━━━━━ RECORDS FOR PROCESSING ━━━━━
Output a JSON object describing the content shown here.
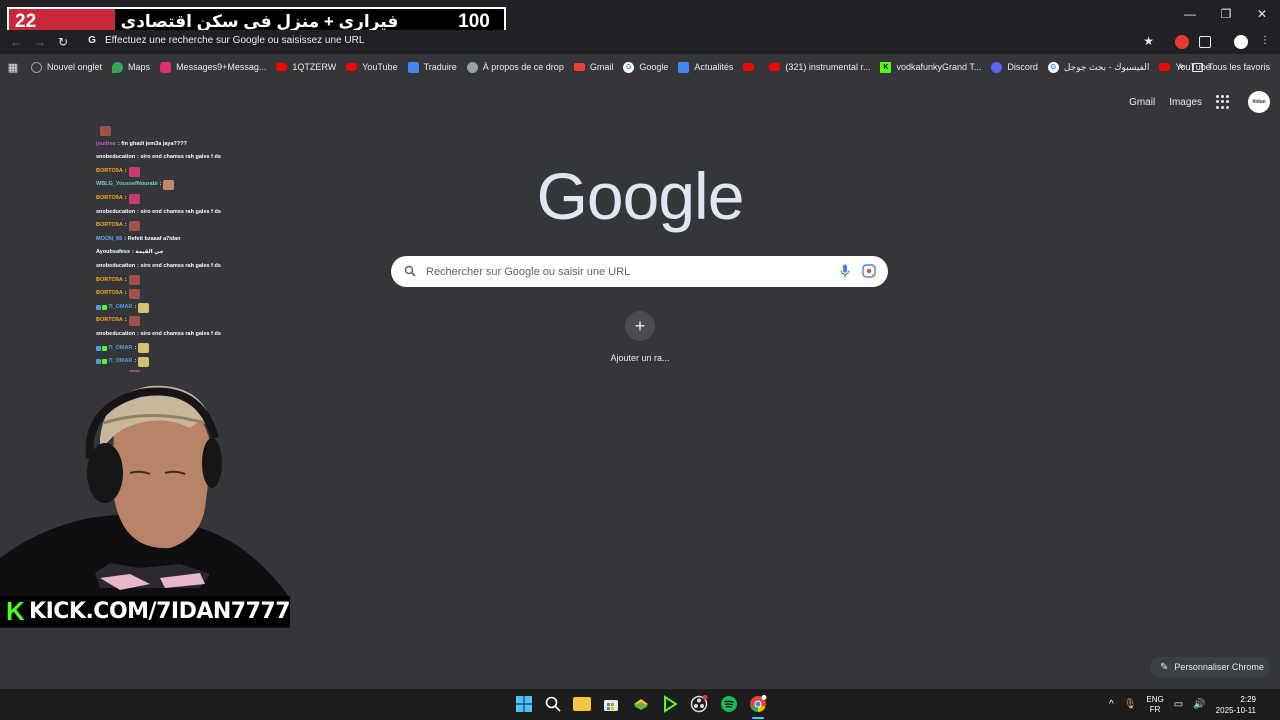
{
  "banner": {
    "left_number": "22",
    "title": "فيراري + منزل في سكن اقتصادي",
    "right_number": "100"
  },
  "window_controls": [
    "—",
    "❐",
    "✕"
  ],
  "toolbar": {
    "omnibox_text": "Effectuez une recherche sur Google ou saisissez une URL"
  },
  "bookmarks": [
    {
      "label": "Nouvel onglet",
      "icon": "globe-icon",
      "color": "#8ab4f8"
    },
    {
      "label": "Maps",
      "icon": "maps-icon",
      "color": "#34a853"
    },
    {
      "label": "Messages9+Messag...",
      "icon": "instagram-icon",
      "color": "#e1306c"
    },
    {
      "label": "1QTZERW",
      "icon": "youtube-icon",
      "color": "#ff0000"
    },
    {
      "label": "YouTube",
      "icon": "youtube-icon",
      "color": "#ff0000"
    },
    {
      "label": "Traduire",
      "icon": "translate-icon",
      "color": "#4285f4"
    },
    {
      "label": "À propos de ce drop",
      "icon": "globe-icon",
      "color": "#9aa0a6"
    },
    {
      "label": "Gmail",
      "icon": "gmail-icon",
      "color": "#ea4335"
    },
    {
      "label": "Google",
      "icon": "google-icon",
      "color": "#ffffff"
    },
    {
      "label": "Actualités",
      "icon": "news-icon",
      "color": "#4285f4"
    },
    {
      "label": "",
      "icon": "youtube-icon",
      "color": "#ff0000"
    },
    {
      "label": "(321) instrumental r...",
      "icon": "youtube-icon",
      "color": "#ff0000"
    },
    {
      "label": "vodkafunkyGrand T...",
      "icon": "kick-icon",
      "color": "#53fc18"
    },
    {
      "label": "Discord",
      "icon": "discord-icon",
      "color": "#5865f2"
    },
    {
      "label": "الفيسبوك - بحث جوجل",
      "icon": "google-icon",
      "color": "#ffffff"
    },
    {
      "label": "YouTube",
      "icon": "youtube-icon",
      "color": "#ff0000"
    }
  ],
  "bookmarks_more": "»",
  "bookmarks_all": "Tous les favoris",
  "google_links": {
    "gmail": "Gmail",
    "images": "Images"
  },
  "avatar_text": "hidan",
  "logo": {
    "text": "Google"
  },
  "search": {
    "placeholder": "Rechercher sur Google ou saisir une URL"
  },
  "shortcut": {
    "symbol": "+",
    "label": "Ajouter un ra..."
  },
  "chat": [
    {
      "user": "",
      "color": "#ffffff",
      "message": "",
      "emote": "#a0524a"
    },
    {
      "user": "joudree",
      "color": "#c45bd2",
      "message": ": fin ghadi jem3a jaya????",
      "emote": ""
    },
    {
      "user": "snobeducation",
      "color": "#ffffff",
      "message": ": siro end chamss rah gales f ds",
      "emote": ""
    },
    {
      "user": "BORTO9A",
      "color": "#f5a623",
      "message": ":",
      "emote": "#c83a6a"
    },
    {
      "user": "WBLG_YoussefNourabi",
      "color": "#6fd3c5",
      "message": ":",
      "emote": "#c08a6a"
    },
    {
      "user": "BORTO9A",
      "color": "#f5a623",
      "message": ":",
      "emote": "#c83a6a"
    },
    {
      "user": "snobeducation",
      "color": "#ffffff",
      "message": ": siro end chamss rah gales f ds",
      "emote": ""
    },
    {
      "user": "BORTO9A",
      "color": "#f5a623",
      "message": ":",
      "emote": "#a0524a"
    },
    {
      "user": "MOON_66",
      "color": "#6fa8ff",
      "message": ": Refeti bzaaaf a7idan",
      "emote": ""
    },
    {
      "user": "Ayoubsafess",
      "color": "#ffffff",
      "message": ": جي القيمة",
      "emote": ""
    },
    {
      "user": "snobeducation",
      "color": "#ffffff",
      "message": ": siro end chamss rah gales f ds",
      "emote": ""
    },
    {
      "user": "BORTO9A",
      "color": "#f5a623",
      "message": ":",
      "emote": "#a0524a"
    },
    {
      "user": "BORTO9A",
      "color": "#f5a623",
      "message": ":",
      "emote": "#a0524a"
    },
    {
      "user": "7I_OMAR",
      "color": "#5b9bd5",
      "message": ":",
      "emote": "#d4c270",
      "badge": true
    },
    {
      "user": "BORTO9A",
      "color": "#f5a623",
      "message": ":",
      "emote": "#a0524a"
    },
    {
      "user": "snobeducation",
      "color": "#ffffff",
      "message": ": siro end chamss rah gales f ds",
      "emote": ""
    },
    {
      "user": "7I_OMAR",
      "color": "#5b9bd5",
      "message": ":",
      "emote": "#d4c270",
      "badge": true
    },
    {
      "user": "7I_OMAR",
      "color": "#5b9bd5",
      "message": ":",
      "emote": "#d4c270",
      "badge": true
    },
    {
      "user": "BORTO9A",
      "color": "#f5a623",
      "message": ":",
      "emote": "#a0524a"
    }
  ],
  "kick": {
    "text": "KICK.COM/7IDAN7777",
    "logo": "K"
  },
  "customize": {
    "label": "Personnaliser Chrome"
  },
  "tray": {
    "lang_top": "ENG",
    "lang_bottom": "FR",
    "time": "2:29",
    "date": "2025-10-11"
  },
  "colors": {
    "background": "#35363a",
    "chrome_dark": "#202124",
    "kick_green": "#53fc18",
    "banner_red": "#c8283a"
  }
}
━━━━━
## SET EXERCISE
Quote in full the listing given above; the images are to be left out.

## RESPONSE BELOW
Output a JSON object describing the content shown here.
{
  "banner": {
    "left_number": "22",
    "title": "فيراري + منزل في سكن اقتصادي",
    "right_number": "100"
  },
  "window_controls": [
    "—",
    "❐",
    "✕"
  ],
  "toolbar": {
    "omnibox_text": "Effectuez une recherche sur Google ou saisissez une URL"
  },
  "bookmarks": [
    {
      "label": "Nouvel onglet",
      "icon": "globe-icon",
      "color": "#8ab4f8"
    },
    {
      "label": "Maps",
      "icon": "maps-icon",
      "color": "#34a853"
    },
    {
      "label": "Messages9+Messag...",
      "icon": "instagram-icon",
      "color": "#e1306c"
    },
    {
      "label": "1QTZERW",
      "icon": "youtube-icon",
      "color": "#ff0000"
    },
    {
      "label": "YouTube",
      "icon": "youtube-icon",
      "color": "#ff0000"
    },
    {
      "label": "Traduire",
      "icon": "translate-icon",
      "color": "#4285f4"
    },
    {
      "label": "À propos de ce drop",
      "icon": "globe-icon",
      "color": "#9aa0a6"
    },
    {
      "label": "Gmail",
      "icon": "gmail-icon",
      "color": "#ea4335"
    },
    {
      "label": "Google",
      "icon": "google-icon",
      "color": "#ffffff"
    },
    {
      "label": "Actualités",
      "icon": "news-icon",
      "color": "#4285f4"
    },
    {
      "label": "",
      "icon": "youtube-icon",
      "color": "#ff0000"
    },
    {
      "label": "(321) instrumental r...",
      "icon": "youtube-icon",
      "color": "#ff0000"
    },
    {
      "label": "vodkafunkyGrand T...",
      "icon": "kick-icon",
      "color": "#53fc18"
    },
    {
      "label": "Discord",
      "icon": "discord-icon",
      "color": "#5865f2"
    },
    {
      "label": "الفيسبوك - بحث جوجل",
      "icon": "google-icon",
      "color": "#ffffff"
    },
    {
      "label": "YouTube",
      "icon": "youtube-icon",
      "color": "#ff0000"
    }
  ],
  "bookmarks_more": "»",
  "bookmarks_all": "Tous les favoris",
  "google_links": {
    "gmail": "Gmail",
    "images": "Images"
  },
  "avatar_text": "hidan",
  "logo": {
    "text": "Google"
  },
  "search": {
    "placeholder": "Rechercher sur Google ou saisir une URL"
  },
  "shortcut": {
    "symbol": "+",
    "label": "Ajouter un ra..."
  },
  "chat": [
    {
      "user": "",
      "color": "#ffffff",
      "message": "",
      "emote": "#a0524a"
    },
    {
      "user": "joudree",
      "color": "#c45bd2",
      "message": ": fin ghadi jem3a jaya????",
      "emote": ""
    },
    {
      "user": "snobeducation",
      "color": "#ffffff",
      "message": ": siro end chamss rah gales f ds",
      "emote": ""
    },
    {
      "user": "BORTO9A",
      "color": "#f5a623",
      "message": ":",
      "emote": "#c83a6a"
    },
    {
      "user": "WBLG_YoussefNourabi",
      "color": "#6fd3c5",
      "message": ":",
      "emote": "#c08a6a"
    },
    {
      "user": "BORTO9A",
      "color": "#f5a623",
      "message": ":",
      "emote": "#c83a6a"
    },
    {
      "user": "snobeducation",
      "color": "#ffffff",
      "message": ": siro end chamss rah gales f ds",
      "emote": ""
    },
    {
      "user": "BORTO9A",
      "color": "#f5a623",
      "message": ":",
      "emote": "#a0524a"
    },
    {
      "user": "MOON_66",
      "color": "#6fa8ff",
      "message": ": Refeti bzaaaf a7idan",
      "emote": ""
    },
    {
      "user": "Ayoubsafess",
      "color": "#ffffff",
      "message": ": جي القيمة",
      "emote": ""
    },
    {
      "user": "snobeducation",
      "color": "#ffffff",
      "message": ": siro end chamss rah gales f ds",
      "emote": ""
    },
    {
      "user": "BORTO9A",
      "color": "#f5a623",
      "message": ":",
      "emote": "#a0524a"
    },
    {
      "user": "BORTO9A",
      "color": "#f5a623",
      "message": ":",
      "emote": "#a0524a"
    },
    {
      "user": "7I_OMAR",
      "color": "#5b9bd5",
      "message": ":",
      "emote": "#d4c270",
      "badge": true
    },
    {
      "user": "BORTO9A",
      "color": "#f5a623",
      "message": ":",
      "emote": "#a0524a"
    },
    {
      "user": "snobeducation",
      "color": "#ffffff",
      "message": ": siro end chamss rah gales f ds",
      "emote": ""
    },
    {
      "user": "7I_OMAR",
      "color": "#5b9bd5",
      "message": ":",
      "emote": "#d4c270",
      "badge": true
    },
    {
      "user": "7I_OMAR",
      "color": "#5b9bd5",
      "message": ":",
      "emote": "#d4c270",
      "badge": true
    },
    {
      "user": "BORTO9A",
      "color": "#f5a623",
      "message": ":",
      "emote": "#a0524a"
    }
  ],
  "kick": {
    "text": "KICK.COM/7IDAN7777",
    "logo": "K"
  },
  "customize": {
    "label": "Personnaliser Chrome"
  },
  "tray": {
    "lang_top": "ENG",
    "lang_bottom": "FR",
    "time": "2:29",
    "date": "2025-10-11"
  },
  "colors": {
    "background": "#35363a",
    "chrome_dark": "#202124",
    "kick_green": "#53fc18",
    "banner_red": "#c8283a"
  }
}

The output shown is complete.